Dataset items
----------------------------------------

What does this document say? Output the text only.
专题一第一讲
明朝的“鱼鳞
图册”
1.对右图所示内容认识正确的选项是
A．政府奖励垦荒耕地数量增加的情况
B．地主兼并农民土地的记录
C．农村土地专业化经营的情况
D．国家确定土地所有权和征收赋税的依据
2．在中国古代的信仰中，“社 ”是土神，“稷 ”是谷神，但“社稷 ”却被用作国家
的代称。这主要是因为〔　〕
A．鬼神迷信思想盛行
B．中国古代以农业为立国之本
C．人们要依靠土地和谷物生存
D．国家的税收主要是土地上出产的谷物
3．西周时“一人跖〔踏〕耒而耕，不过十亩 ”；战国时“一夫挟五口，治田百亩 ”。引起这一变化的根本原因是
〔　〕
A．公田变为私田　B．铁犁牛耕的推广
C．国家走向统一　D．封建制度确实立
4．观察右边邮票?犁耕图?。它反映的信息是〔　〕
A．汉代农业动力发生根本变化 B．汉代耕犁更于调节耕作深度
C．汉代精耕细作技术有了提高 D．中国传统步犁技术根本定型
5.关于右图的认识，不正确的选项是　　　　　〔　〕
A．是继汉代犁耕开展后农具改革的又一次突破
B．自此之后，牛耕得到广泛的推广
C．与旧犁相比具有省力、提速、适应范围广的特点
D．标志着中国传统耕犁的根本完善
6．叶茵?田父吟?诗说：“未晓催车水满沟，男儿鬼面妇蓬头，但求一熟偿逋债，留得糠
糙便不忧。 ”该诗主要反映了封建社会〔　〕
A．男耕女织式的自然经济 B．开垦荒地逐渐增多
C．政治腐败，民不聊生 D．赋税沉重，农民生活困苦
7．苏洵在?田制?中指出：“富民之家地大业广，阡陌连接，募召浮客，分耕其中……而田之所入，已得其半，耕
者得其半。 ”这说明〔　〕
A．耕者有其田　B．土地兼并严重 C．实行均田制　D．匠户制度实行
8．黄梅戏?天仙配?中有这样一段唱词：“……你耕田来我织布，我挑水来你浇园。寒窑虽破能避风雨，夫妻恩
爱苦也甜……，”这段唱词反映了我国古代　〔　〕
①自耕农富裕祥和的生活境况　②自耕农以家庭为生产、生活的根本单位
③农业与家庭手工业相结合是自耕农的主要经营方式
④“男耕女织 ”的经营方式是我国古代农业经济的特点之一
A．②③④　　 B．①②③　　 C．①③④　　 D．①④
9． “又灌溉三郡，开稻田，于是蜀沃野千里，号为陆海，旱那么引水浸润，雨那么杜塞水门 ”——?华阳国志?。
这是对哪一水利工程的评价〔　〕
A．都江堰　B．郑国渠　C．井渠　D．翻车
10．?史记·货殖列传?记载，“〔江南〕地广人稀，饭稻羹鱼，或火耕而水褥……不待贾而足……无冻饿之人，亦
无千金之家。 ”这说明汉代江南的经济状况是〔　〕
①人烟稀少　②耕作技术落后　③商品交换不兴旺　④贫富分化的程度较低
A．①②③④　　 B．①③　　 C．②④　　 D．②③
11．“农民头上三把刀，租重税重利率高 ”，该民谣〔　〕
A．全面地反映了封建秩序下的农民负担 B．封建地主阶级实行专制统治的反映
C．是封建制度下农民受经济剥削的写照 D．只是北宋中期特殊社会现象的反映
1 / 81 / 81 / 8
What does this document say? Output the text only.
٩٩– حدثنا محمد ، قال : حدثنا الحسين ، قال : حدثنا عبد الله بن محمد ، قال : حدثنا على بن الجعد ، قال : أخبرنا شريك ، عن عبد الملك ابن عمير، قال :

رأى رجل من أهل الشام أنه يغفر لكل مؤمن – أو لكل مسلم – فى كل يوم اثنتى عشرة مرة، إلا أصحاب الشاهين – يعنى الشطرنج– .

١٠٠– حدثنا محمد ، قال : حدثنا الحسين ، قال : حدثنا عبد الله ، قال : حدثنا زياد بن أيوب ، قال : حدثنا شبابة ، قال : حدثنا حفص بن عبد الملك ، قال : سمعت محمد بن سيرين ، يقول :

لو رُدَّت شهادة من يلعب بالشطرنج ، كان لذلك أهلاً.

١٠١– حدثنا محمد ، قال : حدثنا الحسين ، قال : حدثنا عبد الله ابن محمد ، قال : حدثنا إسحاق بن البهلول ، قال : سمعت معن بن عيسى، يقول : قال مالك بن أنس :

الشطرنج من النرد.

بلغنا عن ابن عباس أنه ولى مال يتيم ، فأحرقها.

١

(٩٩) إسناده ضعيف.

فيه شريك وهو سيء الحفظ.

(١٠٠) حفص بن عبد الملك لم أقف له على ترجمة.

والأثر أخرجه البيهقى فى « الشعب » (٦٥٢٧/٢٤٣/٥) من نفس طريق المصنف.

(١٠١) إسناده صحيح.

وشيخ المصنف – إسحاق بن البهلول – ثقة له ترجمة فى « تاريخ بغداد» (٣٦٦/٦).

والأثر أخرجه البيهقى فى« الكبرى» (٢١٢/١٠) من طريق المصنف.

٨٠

----------------------------------------

Exercise directions:
Using the entries above, return each line in which the word "إسحاق" occurs.

Response below:
١٠١– حدثنا محمد ، قال : حدثنا الحسين ، قال : حدثنا عبد الله ابن محمد ، قال : حدثنا إسحاق بن البهلول ، قال : سمعت معن بن عيسى، يقول : قال مالك بن أنس :
وشيخ المصنف – إسحاق بن البهلول – ثقة له ترجمة فى « تاريخ بغداد» (٣٦٦/٦).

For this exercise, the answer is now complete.